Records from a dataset
══════════════════════════════

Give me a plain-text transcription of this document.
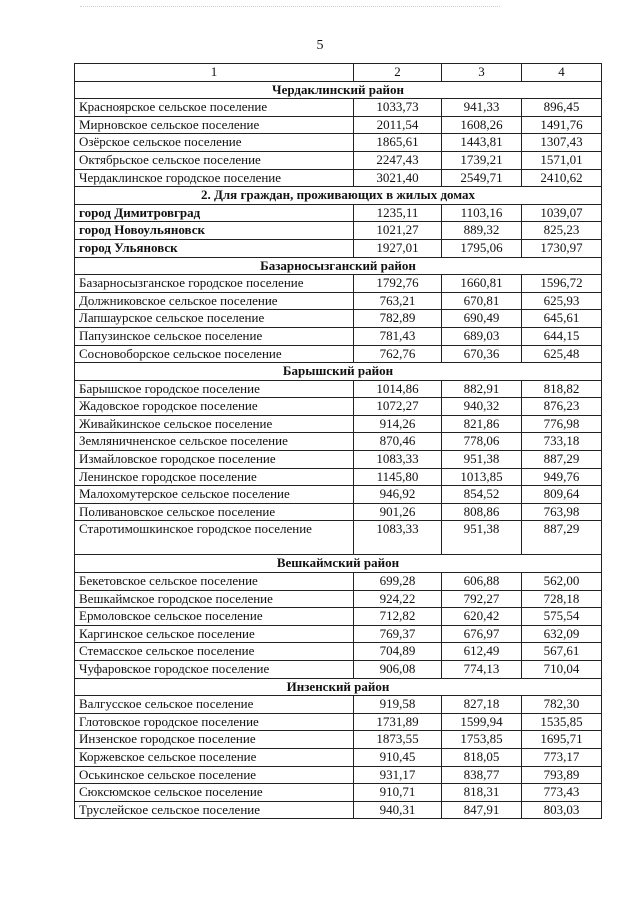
5
1	2	3	4
Чердаклинский район			
Красноярское сельское поселение	1033,73	941,33	896,45
Мирновское сельское поселение	2011,54	1608,26	1491,76
Озёрское сельское поселение	1865,61	1443,81	1307,43
Октябрьское сельское поселение	2247,43	1739,21	1571,01
Чердаклинское городское поселение	3021,40	2549,71	2410,62
2. Для граждан, проживающих в жилых домах			
город Димитровград	1235,11	1103,16	1039,07
город Новоульяновск	1021,27	889,32	825,23
город Ульяновск	1927,01	1795,06	1730,97
Базарносызганский район			
Базарносызганское городское поселение	1792,76	1660,81	1596,72
Должниковское сельское поселение	763,21	670,81	625,93
Лапшаурское сельское поселение	782,89	690,49	645,61
Папузинское сельское поселение	781,43	689,03	644,15
Сосновоборское сельское поселение	762,76	670,36	625,48
Барышский район			
Барышское городское поселение	1014,86	882,91	818,82
Жадовское городское поселение	1072,27	940,32	876,23
Живайкинское сельское поселение	914,26	821,86	776,98
Земляничненское сельское поселение	870,46	778,06	733,18
Измайловское городское поселение	1083,33	951,38	887,29
Ленинское городское поселение	1145,80	1013,85	949,76
Малохомутерское сельское поселение	946,92	854,52	809,64
Поливановское сельское поселение	901,26	808,86	763,98
Старотимошкинское городское поселение	1083,33	951,38	887,29
Вешкаймский район			
Бекетовское сельское поселение	699,28	606,88	562,00
Вешкаймское городское поселение	924,22	792,27	728,18
Ермоловское сельское поселение	712,82	620,42	575,54
Каргинское сельское поселение	769,37	676,97	632,09
Стемасское сельское поселение	704,89	612,49	567,61
Чуфаровское городское поселение	906,08	774,13	710,04
Инзенский район			
Валгусское сельское поселение	919,58	827,18	782,30
Глотовское городское поселение	1731,89	1599,94	1535,85
Инзенское городское поселение	1873,55	1753,85	1695,71
Коржевское сельское поселение	910,45	818,05	773,17
Оськинское сельское поселение	931,17	838,77	793,89
Сюксюмское сельское поселение	910,71	818,31	773,43
Труслейское сельское поселение	940,31	847,91	803,03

══════════════════════════════

■ **Direction**
Go through the records and pull out each line that includes the word "район".

■ **Written response**
Чердаклинский район			
Базарносызганский район			
Барышский район			
Вешкаймский район			
Инзенский район			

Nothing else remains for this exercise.